* begin EXTRACT TO READ *

The Swedish Research Council Sustainability and Resilience award, Governing Climate Resilient Futures: gender, justice and conflict resolution in resource management, is a partnership with Noemi Gonda (SLU), Siri Eriksen (Noragric, Norwegian University of Life Sciences), Hemant R. Ojha  (Institute of Governance and Policy Analysis at University of Canberra and Institute for Studies and Development Worldwide Sydney, Australia), Dil Khatri (Southasia Institute of Advanced Studies, Nepal), Pierre Merlet (Universidad Centroamericana (UCA)-Nitlapa, Nicaragua), Ben Muok (Jaramogi Oginga Odinga University of Science and Technology (JOOUST), Kenya). The work explores the possibilities for deliberative learning and transformative pathways towards social and climate justice.
The Swedish Research Council (VR) funded project, “Conflict, Violence and Environmental Change: Investigating resource governance and legitimacy in transitional societies (COVEC)” explores the politics of climate change adaptation in partnership with Siri Eriksen (Noragric, Norwegian University of Life Sciences, Norway), Hemant Ojha (Institute of Governance and Policy Analysis at University of Canberra and Institute for Studies and Development Worldwide Sydney, Australia),  the Southasia Institute for Advanced Studies (SIAS), and Ben Muok (Jaramogi Oginga Odinga University of Science and Technology (JOOUST), Kenya). 
Hemant Ojha and I finalized in 2015 our British Academy funded project, “Climate Change and Political Violence? Resource governance and post-conflict reconstruction in Nepal.” The Nepal work was part of a growing collaboration with Ajaya Dixit at the Institute for Social and Environmental Transition-Nepal (ISET-Nepal) and their International Development Research Institute (IDRC), Canada funded Think Tank work. Together we have engaged in policy debates around climate change adaptation and resilience, as well as providing writing workshops for emerging scholars in Nepal. 
WEGO is a European Research Council Marie Skłodowska-Curie Innovative Training Network award on feminist political ecology. One of the two WEGO PhD students is engaged in research in Nepal on state formation and the other on in-shore fisheries organizing in Scotland.
Landscapes of Democracy, is my long term research project in Nepal tracking the political transition through the lens of resource governance. Resource governance is a context wherein struggles over authority and demands for resources and recognition of citizenship rights are particularly acute. This work points to how democracy and good environmental governance are dependent upon each other.

* end EXTRACT TO READ *

- **REQUEST A**:
Answer these questions using the research projects text above.
(i) Which body funded the project on climate change and political violence in Nepal that was finalized in 2015?
(ii) What field is the WEGO award on?
(iii) What is the name of the long-term research project in Nepal that tracks the political transition through the lens of resource governance?

* begin SUPPLIED RECORDS *

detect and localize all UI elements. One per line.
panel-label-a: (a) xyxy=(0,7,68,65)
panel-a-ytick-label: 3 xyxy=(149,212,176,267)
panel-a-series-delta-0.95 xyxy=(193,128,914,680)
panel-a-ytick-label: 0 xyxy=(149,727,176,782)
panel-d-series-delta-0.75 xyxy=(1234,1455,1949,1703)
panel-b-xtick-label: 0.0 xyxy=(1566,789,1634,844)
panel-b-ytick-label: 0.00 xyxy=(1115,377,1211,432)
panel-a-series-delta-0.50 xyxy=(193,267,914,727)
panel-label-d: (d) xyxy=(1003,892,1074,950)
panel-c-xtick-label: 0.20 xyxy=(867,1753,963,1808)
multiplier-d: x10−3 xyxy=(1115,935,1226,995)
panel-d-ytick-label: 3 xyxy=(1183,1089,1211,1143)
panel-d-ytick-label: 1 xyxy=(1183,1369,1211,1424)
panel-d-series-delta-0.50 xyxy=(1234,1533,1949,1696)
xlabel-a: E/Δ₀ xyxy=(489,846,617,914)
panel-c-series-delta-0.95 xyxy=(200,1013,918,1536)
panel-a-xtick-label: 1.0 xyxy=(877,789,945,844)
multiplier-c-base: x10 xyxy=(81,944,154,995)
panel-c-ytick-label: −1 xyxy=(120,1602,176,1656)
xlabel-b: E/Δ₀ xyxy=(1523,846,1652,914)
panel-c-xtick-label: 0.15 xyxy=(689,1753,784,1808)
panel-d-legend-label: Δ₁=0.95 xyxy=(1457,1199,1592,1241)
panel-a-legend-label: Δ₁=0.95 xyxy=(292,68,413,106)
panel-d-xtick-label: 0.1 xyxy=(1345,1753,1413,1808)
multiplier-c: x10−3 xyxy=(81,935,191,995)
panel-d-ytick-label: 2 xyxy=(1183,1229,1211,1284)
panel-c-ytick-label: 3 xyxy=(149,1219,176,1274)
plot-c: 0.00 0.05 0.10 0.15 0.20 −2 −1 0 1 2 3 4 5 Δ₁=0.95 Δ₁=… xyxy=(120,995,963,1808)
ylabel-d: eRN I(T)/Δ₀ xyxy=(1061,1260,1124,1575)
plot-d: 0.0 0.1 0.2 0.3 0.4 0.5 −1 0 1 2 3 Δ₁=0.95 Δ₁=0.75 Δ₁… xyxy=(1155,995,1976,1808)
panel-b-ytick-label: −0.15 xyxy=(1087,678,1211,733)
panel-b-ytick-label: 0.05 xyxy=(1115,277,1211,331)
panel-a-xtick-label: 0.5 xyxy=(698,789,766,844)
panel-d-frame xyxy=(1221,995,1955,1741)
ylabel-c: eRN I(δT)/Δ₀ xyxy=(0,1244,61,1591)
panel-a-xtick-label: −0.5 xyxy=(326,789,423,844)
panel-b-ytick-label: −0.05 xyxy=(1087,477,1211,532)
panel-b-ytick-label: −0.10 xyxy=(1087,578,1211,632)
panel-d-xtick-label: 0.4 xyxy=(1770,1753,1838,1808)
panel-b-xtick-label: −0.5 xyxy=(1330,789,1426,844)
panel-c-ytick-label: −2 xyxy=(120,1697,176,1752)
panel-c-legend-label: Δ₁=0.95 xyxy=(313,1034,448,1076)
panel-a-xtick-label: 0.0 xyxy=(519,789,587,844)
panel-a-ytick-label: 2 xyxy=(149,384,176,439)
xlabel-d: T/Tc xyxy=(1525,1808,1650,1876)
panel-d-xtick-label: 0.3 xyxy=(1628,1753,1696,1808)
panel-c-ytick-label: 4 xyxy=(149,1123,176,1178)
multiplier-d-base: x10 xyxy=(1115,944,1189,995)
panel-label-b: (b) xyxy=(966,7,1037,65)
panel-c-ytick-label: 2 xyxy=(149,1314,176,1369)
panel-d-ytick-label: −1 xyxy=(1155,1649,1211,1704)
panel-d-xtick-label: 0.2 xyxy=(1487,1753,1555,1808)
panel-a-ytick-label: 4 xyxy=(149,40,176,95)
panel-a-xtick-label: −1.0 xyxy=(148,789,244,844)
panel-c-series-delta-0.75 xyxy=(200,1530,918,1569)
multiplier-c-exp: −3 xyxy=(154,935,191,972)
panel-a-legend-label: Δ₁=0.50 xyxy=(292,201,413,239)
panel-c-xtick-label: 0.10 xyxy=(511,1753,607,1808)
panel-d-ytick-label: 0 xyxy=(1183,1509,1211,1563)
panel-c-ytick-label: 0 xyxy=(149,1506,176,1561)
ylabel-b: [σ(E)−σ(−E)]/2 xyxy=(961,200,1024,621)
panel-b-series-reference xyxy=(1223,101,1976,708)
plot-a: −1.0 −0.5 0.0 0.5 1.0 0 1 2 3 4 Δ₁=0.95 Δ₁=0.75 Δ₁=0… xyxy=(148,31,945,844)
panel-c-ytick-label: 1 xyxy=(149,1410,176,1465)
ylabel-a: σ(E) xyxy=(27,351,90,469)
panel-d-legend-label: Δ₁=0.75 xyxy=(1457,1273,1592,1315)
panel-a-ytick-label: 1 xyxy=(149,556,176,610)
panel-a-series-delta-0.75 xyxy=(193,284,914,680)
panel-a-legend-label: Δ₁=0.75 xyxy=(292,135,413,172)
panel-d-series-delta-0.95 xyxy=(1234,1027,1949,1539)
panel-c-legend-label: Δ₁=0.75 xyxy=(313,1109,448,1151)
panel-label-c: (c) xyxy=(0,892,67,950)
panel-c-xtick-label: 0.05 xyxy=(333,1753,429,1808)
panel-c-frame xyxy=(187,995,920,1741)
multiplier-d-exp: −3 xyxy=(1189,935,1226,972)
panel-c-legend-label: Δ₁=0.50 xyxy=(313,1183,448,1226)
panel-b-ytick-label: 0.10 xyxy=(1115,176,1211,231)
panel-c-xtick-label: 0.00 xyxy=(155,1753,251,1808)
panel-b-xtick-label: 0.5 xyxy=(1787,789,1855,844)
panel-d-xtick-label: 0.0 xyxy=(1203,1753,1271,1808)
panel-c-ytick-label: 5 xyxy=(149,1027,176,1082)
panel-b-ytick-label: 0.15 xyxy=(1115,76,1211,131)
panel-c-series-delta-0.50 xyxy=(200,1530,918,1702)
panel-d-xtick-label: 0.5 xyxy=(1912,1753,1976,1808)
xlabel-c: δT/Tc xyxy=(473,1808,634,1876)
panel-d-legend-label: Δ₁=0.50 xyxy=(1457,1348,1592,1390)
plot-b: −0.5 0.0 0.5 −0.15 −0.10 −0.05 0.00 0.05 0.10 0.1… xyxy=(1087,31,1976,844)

* end SUPPLIED RECORDS *

- **REQUEST B**:
Output the rows above without any change, running from the first row through the row that contains "panel-c-series-delta-0.95 xyxy=(200,1013,918,1536)", both ends included.

- **EXERCISE RESPONSE A**:
(i) The British Academy
(ii) Feminist political ecology
(iii) Landscapes of Democracy

- **EXERCISE RESPONSE B**:
detect and localize all UI elements. One per line.
panel-label-a: (a) xyxy=(0,7,68,65)
panel-a-ytick-label: 3 xyxy=(149,212,176,267)
panel-a-series-delta-0.95 xyxy=(193,128,914,680)
panel-a-ytick-label: 0 xyxy=(149,727,176,782)
panel-d-series-delta-0.75 xyxy=(1234,1455,1949,1703)
panel-b-xtick-label: 0.0 xyxy=(1566,789,1634,844)
panel-b-ytick-label: 0.00 xyxy=(1115,377,1211,432)
panel-a-series-delta-0.50 xyxy=(193,267,914,727)
panel-label-d: (d) xyxy=(1003,892,1074,950)
panel-c-xtick-label: 0.20 xyxy=(867,1753,963,1808)
multiplier-d: x10−3 xyxy=(1115,935,1226,995)
panel-d-ytick-label: 3 xyxy=(1183,1089,1211,1143)
panel-d-ytick-label: 1 xyxy=(1183,1369,1211,1424)
panel-d-series-delta-0.50 xyxy=(1234,1533,1949,1696)
xlabel-a: E/Δ₀ xyxy=(489,846,617,914)
panel-c-series-delta-0.95 xyxy=(200,1013,918,1536)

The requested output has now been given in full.